▶ SET EXERCISE
Copy out every one of the following entries word for word.

□ □ □ □

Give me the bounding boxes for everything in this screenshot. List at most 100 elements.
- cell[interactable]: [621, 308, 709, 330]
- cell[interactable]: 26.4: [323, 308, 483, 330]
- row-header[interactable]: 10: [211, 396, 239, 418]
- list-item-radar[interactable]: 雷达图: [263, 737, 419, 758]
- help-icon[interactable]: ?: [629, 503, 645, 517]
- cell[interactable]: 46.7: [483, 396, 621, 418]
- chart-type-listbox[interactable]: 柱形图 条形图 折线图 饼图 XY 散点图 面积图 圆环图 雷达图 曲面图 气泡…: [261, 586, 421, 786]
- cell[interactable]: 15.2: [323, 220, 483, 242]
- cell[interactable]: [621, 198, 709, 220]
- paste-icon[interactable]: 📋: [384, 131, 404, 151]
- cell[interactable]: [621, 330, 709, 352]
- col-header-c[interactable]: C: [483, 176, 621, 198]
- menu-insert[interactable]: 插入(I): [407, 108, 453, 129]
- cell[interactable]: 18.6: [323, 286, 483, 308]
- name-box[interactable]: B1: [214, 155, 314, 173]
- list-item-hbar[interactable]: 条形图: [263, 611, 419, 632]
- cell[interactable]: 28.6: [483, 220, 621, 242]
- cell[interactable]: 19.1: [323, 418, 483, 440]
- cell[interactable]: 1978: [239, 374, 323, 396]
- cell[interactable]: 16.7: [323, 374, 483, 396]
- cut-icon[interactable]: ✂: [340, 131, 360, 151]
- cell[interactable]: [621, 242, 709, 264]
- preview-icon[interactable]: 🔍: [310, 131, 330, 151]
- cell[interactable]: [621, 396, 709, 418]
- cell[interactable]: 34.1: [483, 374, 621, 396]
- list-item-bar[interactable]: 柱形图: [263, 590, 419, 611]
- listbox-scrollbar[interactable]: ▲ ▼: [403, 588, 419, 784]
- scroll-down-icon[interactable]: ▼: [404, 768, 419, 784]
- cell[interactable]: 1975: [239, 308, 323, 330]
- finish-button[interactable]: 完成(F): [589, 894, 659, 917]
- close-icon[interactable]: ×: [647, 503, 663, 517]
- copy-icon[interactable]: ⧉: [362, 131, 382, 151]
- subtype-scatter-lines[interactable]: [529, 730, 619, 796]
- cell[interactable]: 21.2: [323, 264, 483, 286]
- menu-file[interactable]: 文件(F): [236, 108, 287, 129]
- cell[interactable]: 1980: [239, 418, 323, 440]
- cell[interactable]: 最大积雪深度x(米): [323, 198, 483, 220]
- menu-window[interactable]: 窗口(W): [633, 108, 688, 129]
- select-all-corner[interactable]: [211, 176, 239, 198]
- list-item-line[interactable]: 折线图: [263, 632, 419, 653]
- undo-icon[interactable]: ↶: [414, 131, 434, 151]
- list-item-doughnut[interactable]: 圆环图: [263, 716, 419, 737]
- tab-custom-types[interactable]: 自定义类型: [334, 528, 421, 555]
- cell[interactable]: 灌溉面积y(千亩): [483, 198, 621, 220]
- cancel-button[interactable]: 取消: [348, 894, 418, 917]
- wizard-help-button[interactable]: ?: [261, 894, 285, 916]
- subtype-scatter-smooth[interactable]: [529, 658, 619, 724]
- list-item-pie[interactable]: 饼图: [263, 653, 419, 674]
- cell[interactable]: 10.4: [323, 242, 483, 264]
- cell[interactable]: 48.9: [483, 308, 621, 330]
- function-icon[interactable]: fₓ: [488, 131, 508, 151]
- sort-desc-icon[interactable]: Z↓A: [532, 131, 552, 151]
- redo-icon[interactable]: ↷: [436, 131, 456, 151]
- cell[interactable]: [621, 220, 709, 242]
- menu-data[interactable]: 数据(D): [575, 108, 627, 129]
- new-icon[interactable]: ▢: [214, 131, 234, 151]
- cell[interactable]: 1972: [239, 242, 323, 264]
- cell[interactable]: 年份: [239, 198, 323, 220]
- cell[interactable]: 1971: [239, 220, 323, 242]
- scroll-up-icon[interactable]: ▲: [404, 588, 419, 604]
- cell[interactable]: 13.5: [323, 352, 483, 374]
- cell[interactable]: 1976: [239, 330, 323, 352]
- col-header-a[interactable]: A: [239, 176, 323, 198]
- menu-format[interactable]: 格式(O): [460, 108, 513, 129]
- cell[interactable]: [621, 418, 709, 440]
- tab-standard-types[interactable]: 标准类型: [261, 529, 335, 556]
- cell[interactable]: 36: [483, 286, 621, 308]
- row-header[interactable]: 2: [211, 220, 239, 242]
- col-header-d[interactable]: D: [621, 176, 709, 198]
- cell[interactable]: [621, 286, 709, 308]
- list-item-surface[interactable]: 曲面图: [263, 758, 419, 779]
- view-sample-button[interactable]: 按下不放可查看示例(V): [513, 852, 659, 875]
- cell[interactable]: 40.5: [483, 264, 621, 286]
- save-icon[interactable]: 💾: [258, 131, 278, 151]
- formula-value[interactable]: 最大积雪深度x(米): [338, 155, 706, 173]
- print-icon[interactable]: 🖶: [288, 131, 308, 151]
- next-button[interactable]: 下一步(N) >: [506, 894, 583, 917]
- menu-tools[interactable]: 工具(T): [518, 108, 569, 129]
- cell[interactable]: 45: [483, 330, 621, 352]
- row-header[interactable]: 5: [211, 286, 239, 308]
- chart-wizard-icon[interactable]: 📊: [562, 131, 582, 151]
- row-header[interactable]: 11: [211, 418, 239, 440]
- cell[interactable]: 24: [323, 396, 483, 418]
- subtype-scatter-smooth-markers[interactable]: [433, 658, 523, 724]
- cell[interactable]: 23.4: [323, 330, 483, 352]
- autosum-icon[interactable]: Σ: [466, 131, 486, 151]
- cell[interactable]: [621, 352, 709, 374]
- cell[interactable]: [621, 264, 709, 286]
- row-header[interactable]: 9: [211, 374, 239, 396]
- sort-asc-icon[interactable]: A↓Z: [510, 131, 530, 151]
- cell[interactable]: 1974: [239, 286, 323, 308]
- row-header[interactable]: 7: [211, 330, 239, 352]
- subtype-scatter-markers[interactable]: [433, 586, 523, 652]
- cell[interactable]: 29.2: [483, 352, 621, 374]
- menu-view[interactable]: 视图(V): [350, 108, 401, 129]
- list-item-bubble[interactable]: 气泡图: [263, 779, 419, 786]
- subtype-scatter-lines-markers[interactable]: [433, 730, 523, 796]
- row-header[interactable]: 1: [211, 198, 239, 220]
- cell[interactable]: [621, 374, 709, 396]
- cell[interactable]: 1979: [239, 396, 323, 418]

□ □ □ □

▶ SOLUTION BELOW
Give me the bounding boxes for everything in this screenshot. List at most 100 elements.
- cell[interactable]: [621, 308, 709, 330]
- cell[interactable]: 26.4: [323, 308, 483, 330]
- row-header[interactable]: 10: [211, 396, 239, 418]
- list-item-radar[interactable]: 雷达图: [263, 737, 419, 758]
- help-icon[interactable]: ?: [629, 503, 645, 517]
- cell[interactable]: 46.7: [483, 396, 621, 418]
- chart-type-listbox[interactable]: 柱形图 条形图 折线图 饼图 XY 散点图 面积图 圆环图 雷达图 曲面图 气泡…: [261, 586, 421, 786]
- cell[interactable]: 15.2: [323, 220, 483, 242]
- cell[interactable]: [621, 198, 709, 220]
- paste-icon[interactable]: 📋: [384, 131, 404, 151]
- cell[interactable]: [621, 330, 709, 352]
- col-header-c[interactable]: C: [483, 176, 621, 198]
- menu-insert[interactable]: 插入(I): [407, 108, 453, 129]
- cell[interactable]: 18.6: [323, 286, 483, 308]
- name-box[interactable]: B1: [214, 155, 314, 173]
- list-item-hbar[interactable]: 条形图: [263, 611, 419, 632]
- cell[interactable]: 28.6: [483, 220, 621, 242]
- cell[interactable]: 19.1: [323, 418, 483, 440]
- cell[interactable]: 1978: [239, 374, 323, 396]
- cell[interactable]: 16.7: [323, 374, 483, 396]
- cut-icon[interactable]: ✂: [340, 131, 360, 151]
- cell[interactable]: [621, 242, 709, 264]
- preview-icon[interactable]: 🔍: [310, 131, 330, 151]
- cell[interactable]: [621, 396, 709, 418]
- cell[interactable]: 34.1: [483, 374, 621, 396]
- list-item-bar[interactable]: 柱形图: [263, 590, 419, 611]
- listbox-scrollbar[interactable]: ▲ ▼: [403, 588, 419, 784]
- scroll-down-icon[interactable]: ▼: [404, 768, 419, 784]
- cell[interactable]: 1975: [239, 308, 323, 330]
- finish-button[interactable]: 完成(F): [589, 894, 659, 917]
- close-icon[interactable]: ×: [647, 503, 663, 517]
- copy-icon[interactable]: ⧉: [362, 131, 382, 151]
- subtype-scatter-lines[interactable]: [529, 730, 619, 796]
- cell[interactable]: 21.2: [323, 264, 483, 286]
- menu-file[interactable]: 文件(F): [236, 108, 287, 129]
- cell[interactable]: 1980: [239, 418, 323, 440]
- cell[interactable]: 最大积雪深度x(米): [323, 198, 483, 220]
- menu-window[interactable]: 窗口(W): [633, 108, 688, 129]
- select-all-corner[interactable]: [211, 176, 239, 198]
- list-item-line[interactable]: 折线图: [263, 632, 419, 653]
- undo-icon[interactable]: ↶: [414, 131, 434, 151]
- list-item-doughnut[interactable]: 圆环图: [263, 716, 419, 737]
- tab-custom-types[interactable]: 自定义类型: [334, 528, 421, 555]
- cell[interactable]: 灌溉面积y(千亩): [483, 198, 621, 220]
- cancel-button[interactable]: 取消: [348, 894, 418, 917]
- wizard-help-button[interactable]: ?: [261, 894, 285, 916]
- subtype-scatter-smooth[interactable]: [529, 658, 619, 724]
- list-item-pie[interactable]: 饼图: [263, 653, 419, 674]
- cell[interactable]: 10.4: [323, 242, 483, 264]
- cell[interactable]: 48.9: [483, 308, 621, 330]
- function-icon[interactable]: fₓ: [488, 131, 508, 151]
- sort-desc-icon[interactable]: Z↓A: [532, 131, 552, 151]
- redo-icon[interactable]: ↷: [436, 131, 456, 151]
- cell[interactable]: [621, 220, 709, 242]
- menu-data[interactable]: 数据(D): [575, 108, 627, 129]
- new-icon[interactable]: ▢: [214, 131, 234, 151]
- cell[interactable]: 1972: [239, 242, 323, 264]
- cell[interactable]: 年份: [239, 198, 323, 220]
- cell[interactable]: 1971: [239, 220, 323, 242]
- scroll-up-icon[interactable]: ▲: [404, 588, 419, 604]
- cell[interactable]: 13.5: [323, 352, 483, 374]
- cell[interactable]: 1976: [239, 330, 323, 352]
- col-header-a[interactable]: A: [239, 176, 323, 198]
- menu-format[interactable]: 格式(O): [460, 108, 513, 129]
- cell[interactable]: [621, 418, 709, 440]
- tab-standard-types[interactable]: 标准类型: [261, 529, 335, 556]
- cell[interactable]: 36: [483, 286, 621, 308]
- row-header[interactable]: 2: [211, 220, 239, 242]
- col-header-d[interactable]: D: [621, 176, 709, 198]
- cell[interactable]: [621, 286, 709, 308]
- list-item-surface[interactable]: 曲面图: [263, 758, 419, 779]
- view-sample-button[interactable]: 按下不放可查看示例(V): [513, 852, 659, 875]
- cell[interactable]: 40.5: [483, 264, 621, 286]
- save-icon[interactable]: 💾: [258, 131, 278, 151]
- formula-value[interactable]: 最大积雪深度x(米): [338, 155, 706, 173]
- print-icon[interactable]: 🖶: [288, 131, 308, 151]
- next-button[interactable]: 下一步(N) >: [506, 894, 583, 917]
- menu-tools[interactable]: 工具(T): [518, 108, 569, 129]
- cell[interactable]: 45: [483, 330, 621, 352]
- row-header[interactable]: 5: [211, 286, 239, 308]
- chart-wizard-icon[interactable]: 📊: [562, 131, 582, 151]
- row-header[interactable]: 11: [211, 418, 239, 440]
- cell[interactable]: 24: [323, 396, 483, 418]
- subtype-scatter-smooth-markers[interactable]: [433, 658, 523, 724]
- cell[interactable]: 23.4: [323, 330, 483, 352]
- autosum-icon[interactable]: Σ: [466, 131, 486, 151]
- cell[interactable]: [621, 352, 709, 374]
- cell[interactable]: [621, 264, 709, 286]
- row-header[interactable]: 9: [211, 374, 239, 396]
- sort-asc-icon[interactable]: A↓Z: [510, 131, 530, 151]
- cell[interactable]: 1974: [239, 286, 323, 308]
- row-header[interactable]: 7: [211, 330, 239, 352]
- subtype-scatter-markers[interactable]: [433, 586, 523, 652]
- cell[interactable]: 29.2: [483, 352, 621, 374]
- menu-view[interactable]: 视图(V): [350, 108, 401, 129]
- list-item-bubble[interactable]: 气泡图: [263, 779, 419, 786]
- subtype-scatter-lines-markers[interactable]: [433, 730, 523, 796]
- row-header[interactable]: 1: [211, 198, 239, 220]
- cell[interactable]: [621, 374, 709, 396]
- cell[interactable]: 1979: [239, 396, 323, 418]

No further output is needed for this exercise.